▶ _Source text_:
"""
CHEMICAL GRAFTING ACCORDING TO THE TECHNIQUE UTILISING A MONOMER IN VAPOUR PHASE.

A strip of cellulose fabric, padded in a 0.05 M solution of ammoniacal ceric salt (nitrate or sulphate) in the 0.5 N acid corresponding to the salt used, is introduced into a fluid-tight vessel of cylindrical shape. The fabric is then centrifuged to 100% (the weight ratio between the impregnated fabric and the fabric in the dry state being equal to 2).

The atmosphere inside the vessel is saturated with water vapour with the aid of wicks immersed in water tanks. A vacuum is obtained in the vessel by pumping until a vacuum of 16 mm Hg is obtained at 20°C. Pumping is then stopped and with the aid of a valve the amount of liquid monomer necessary for the desired fixation rate is introduced, without previous destabilisation. The monomer is rapidly vaporised and is consumed by the grafting reaction on the fabric.

After fixation of the monomer the fabric is than washed and rinsed to neutrality and shows a gain of weight in grafted polymer corresponding to 95% of the amount of monomer used.

CHEMICAL GRAFTING BY THE TECHNIQUE UTILISING MONOMER IN SOLUTION.

The cellulosic fabric which is to be grafted is padded in a 0.05 M solution of ammoniacal ceric salt (ceric nitrate or sulphate) in the 0.5 N acid corresponding to the salt used, and is expressed until it retains 70% of the solution (the ratio between the impregnated fabric and the dry fabric being 1.7), and it is then re-padded in a concentrated solution of the monomer which is to be fixed, in a solvent which is miscible with water, and is expressed to 150% extraction (the ratio between the weight of the wet fabric and the weight of the dry fabric being 2.5).

The monomer solvent solution is so selected that the ceric salts are not soluble in it. The fabric treated in this manner is then wound and stored with protection against air, on a horizontal rotating shaft at ambient temperature. After reaction for about one and a half hours the fabric is washed and rinsed and shows fixation of 80% of the monomer used.
"""
▶ _Data rows_:
"""
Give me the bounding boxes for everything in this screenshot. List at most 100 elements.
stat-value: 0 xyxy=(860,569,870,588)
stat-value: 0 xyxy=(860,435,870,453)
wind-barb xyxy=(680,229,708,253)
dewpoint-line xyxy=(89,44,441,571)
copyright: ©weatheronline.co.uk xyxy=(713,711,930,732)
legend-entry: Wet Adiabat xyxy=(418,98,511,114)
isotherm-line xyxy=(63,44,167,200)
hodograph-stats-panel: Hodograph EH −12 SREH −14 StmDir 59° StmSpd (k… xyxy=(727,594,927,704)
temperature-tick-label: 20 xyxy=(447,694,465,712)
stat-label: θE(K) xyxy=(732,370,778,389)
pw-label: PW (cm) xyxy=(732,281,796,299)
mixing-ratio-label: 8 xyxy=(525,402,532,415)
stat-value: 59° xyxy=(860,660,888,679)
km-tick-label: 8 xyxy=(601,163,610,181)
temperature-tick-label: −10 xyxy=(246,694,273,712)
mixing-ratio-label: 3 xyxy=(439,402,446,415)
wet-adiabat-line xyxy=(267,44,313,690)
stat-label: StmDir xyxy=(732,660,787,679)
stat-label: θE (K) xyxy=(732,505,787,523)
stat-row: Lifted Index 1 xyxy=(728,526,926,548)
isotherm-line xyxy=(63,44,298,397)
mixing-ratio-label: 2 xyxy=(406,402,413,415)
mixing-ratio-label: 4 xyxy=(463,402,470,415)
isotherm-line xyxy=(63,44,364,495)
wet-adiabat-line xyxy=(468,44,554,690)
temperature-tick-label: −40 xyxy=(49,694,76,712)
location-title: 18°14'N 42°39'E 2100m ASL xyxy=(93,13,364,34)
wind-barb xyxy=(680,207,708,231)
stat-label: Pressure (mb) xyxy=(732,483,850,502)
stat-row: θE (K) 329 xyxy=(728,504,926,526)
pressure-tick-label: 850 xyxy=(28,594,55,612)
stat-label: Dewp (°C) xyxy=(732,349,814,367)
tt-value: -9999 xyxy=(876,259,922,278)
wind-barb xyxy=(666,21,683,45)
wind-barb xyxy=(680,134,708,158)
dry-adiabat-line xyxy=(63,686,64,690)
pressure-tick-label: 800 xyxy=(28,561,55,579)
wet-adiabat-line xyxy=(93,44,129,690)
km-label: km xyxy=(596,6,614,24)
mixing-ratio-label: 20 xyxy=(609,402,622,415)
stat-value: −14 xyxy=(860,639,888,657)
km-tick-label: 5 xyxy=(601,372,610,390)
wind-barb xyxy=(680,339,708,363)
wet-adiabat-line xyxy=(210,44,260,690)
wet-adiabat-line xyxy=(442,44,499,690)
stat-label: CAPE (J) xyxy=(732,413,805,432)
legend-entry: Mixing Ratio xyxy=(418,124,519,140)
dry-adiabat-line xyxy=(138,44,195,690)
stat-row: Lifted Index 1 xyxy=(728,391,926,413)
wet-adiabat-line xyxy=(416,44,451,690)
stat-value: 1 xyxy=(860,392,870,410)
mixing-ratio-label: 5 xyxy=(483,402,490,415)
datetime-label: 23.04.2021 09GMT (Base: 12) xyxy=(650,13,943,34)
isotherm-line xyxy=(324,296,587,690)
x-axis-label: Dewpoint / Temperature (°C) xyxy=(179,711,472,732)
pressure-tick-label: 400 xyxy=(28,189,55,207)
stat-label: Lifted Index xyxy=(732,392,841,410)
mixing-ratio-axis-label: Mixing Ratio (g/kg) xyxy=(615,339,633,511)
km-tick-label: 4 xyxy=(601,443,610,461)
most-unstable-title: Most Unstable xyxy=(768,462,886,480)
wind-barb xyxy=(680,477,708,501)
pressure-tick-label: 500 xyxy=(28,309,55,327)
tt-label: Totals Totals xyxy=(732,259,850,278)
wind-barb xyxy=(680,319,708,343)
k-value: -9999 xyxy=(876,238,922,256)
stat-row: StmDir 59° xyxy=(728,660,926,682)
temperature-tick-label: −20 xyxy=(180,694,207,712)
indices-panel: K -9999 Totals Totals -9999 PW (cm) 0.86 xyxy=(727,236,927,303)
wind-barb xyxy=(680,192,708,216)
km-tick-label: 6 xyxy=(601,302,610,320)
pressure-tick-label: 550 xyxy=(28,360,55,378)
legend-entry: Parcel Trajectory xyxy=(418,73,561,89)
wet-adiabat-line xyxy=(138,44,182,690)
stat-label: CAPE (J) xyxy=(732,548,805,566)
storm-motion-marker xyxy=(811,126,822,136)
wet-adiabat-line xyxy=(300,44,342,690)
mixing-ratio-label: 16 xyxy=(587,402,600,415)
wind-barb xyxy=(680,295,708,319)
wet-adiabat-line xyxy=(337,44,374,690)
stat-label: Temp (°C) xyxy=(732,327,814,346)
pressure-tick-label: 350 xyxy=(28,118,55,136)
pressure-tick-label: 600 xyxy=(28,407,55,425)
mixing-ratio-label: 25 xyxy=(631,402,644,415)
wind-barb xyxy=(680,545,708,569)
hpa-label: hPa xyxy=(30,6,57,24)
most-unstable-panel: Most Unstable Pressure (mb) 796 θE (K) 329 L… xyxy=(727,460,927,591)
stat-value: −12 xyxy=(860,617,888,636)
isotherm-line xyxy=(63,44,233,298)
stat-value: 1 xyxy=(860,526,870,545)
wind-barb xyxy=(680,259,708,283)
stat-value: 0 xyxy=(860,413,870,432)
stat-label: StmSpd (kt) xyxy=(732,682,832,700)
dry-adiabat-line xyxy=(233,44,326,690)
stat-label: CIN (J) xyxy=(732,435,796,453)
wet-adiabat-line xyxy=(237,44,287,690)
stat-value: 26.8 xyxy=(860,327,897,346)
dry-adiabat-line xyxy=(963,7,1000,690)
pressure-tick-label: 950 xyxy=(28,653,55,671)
"""
▶ _Given request 1_:
Do these statements agree with the grafting text? For each, answer yes or no and quote the words of the text that decide it.
(a) In the vapour-phase technique, pumping continues until the vessel reaches a vacuum of 16 mm Hg at 20°C.
(b) In the solution technique, the monomer solvent is chosen so that the ceric salts dissolve in it.
(c) In the solution technique, the treated fabric is stored on a vertical rotating shaft.
▶ _Given request 2_: In the grafting text, what share of the monomer used is fixed by the solution technique after about one and a half hours of reaction?
▶ _Given request 3_: Copy out the grafting text word for word, from "After fixation of" to "of monomer used.".

▶ _Task result 1_:
(a) Yes: "A vacuum is obtained in the vessel by pumping until a vacuum of 16 mm Hg is obtained at 20°C."
(b) No: "The monomer solvent solution is so selected that the ceric salts are not soluble in it."
(c) No: "on a horizontal rotating shaft at ambient temperature"

▶ _Task result 2_: 80% of the monomer used.

▶ _Task result 3_:
After fixation of the monomer the fabric is than washed and rinsed to neutrality and shows a gain of weight in grafted polymer corresponding to 95% of the amount of monomer used.